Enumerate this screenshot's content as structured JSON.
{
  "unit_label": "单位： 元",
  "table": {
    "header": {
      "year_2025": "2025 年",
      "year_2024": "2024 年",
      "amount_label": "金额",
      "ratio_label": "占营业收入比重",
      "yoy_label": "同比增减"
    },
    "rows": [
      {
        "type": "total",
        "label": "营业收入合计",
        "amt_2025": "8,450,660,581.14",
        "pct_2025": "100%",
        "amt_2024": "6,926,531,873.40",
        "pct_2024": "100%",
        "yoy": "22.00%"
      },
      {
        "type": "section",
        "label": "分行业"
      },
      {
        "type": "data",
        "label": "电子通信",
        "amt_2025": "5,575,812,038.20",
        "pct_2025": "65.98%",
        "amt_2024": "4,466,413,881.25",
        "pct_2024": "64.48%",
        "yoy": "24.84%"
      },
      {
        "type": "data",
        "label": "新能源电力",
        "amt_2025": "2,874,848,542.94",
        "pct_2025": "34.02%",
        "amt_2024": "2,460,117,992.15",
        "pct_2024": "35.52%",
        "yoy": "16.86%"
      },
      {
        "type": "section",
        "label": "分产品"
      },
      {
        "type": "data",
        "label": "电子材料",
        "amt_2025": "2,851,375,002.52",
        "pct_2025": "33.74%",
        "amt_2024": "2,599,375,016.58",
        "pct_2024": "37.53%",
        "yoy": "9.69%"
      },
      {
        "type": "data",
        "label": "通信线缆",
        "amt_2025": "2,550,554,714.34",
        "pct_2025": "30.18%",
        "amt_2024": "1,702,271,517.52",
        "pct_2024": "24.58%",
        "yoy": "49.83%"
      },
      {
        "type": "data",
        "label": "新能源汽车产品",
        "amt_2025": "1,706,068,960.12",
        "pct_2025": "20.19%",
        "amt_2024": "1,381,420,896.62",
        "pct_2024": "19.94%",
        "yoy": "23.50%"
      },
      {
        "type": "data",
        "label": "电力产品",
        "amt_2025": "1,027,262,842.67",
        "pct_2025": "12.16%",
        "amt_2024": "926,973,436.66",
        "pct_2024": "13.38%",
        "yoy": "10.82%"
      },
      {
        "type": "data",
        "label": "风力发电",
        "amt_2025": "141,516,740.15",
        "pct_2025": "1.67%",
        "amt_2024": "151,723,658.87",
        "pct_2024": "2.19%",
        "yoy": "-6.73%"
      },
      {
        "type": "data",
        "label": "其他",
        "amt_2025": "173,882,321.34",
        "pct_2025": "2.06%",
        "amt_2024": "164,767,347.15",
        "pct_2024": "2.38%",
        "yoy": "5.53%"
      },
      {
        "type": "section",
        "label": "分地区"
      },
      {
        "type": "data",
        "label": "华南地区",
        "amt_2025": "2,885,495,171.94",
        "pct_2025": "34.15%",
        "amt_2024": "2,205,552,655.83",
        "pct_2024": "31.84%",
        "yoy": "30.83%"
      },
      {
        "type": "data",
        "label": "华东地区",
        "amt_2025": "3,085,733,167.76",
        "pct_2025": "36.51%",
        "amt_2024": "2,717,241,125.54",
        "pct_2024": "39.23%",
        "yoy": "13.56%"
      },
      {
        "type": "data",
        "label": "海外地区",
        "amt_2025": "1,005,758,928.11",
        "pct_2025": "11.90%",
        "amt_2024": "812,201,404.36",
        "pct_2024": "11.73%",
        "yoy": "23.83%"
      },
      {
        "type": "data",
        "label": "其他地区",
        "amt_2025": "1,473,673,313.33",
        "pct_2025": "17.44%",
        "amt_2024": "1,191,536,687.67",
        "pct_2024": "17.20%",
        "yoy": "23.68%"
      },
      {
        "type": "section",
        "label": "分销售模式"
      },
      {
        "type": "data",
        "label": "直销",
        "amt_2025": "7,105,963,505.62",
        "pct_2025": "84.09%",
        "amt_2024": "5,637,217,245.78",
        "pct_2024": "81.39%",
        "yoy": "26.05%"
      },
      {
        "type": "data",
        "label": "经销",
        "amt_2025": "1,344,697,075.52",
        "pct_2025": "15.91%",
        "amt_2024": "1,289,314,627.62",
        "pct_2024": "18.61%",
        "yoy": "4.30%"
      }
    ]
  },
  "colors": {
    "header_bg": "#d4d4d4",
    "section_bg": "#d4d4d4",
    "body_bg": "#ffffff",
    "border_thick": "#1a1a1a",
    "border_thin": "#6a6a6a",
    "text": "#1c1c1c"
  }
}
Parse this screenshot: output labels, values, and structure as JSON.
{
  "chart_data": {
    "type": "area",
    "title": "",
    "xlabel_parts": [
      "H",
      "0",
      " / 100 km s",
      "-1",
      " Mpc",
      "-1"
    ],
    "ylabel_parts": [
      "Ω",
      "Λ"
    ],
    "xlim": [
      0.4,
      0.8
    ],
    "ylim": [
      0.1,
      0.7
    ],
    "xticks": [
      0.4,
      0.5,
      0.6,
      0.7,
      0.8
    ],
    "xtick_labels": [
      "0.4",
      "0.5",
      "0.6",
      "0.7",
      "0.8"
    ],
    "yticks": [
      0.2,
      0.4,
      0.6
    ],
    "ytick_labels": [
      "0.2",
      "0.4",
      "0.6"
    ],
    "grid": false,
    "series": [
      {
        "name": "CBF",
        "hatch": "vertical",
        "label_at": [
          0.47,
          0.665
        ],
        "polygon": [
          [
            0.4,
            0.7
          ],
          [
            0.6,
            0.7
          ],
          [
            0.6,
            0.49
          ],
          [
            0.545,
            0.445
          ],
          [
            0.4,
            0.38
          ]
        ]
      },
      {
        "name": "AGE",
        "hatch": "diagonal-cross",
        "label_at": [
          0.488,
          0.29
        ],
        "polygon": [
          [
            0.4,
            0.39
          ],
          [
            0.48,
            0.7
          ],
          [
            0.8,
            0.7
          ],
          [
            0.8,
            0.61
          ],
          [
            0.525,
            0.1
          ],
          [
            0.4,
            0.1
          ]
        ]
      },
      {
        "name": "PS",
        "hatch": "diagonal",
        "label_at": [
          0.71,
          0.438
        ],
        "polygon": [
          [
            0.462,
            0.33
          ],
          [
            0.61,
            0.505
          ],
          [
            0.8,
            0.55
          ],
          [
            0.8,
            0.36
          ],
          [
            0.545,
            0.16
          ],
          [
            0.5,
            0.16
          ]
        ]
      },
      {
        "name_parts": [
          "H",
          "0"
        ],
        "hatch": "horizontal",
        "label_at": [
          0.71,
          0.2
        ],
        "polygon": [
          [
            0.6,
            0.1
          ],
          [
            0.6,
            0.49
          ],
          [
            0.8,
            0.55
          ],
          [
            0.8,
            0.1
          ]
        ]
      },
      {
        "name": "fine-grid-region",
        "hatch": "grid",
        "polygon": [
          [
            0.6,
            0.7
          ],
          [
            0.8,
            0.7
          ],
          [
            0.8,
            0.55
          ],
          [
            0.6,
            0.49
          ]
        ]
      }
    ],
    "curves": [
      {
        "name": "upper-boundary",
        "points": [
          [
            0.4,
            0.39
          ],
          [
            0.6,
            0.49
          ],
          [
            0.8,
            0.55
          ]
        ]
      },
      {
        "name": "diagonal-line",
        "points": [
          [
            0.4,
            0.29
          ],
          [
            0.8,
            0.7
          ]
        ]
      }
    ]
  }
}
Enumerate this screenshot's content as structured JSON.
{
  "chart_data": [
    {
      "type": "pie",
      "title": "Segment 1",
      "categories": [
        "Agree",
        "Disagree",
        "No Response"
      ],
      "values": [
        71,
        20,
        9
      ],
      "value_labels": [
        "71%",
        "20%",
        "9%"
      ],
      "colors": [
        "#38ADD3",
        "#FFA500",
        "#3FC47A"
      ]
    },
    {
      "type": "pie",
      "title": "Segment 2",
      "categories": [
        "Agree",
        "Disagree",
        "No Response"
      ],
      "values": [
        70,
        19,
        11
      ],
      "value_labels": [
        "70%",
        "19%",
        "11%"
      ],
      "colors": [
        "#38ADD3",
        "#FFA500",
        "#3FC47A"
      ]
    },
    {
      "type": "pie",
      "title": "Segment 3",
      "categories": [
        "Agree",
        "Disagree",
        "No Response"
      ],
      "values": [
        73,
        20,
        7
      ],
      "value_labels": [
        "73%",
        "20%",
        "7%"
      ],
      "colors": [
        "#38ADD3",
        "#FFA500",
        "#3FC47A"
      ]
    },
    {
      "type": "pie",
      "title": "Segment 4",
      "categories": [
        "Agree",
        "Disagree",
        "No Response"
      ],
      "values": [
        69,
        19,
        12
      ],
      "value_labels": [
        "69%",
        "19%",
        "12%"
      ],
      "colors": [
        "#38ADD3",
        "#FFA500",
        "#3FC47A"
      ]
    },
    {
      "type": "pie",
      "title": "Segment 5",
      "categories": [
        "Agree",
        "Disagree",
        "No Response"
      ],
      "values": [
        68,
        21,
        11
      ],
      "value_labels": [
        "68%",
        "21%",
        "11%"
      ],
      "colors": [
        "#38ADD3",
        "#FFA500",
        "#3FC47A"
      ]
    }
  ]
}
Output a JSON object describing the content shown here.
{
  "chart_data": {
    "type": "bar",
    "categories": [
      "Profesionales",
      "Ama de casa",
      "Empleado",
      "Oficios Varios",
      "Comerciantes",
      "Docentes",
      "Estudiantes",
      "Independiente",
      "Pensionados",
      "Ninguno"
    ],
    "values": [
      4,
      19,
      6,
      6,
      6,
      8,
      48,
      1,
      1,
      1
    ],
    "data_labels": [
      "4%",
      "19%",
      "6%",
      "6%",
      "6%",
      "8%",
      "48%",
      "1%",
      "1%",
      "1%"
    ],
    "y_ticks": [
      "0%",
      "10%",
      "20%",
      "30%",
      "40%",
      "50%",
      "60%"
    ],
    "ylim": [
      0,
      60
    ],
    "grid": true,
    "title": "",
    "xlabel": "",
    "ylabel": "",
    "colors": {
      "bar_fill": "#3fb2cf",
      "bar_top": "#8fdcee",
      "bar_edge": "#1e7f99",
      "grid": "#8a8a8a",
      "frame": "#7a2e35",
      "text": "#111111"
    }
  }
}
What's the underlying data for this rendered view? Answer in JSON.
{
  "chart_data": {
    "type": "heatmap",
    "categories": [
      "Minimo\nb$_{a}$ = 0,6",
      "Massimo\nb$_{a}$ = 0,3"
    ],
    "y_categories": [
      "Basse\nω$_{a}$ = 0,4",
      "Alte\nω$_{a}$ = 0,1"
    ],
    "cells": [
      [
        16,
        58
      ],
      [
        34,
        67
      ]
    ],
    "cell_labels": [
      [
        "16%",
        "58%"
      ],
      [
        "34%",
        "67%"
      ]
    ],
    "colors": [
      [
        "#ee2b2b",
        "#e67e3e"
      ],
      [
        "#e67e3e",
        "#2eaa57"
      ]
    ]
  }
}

PROBLEM
Show each line in the entries that holds the string "grid".

RESPONSE TO THIS TASK
    "grid": false,
        "name": "fine-grid-region",
        "hatch": "grid",
    "grid": true,
      "grid": "#8a8a8a",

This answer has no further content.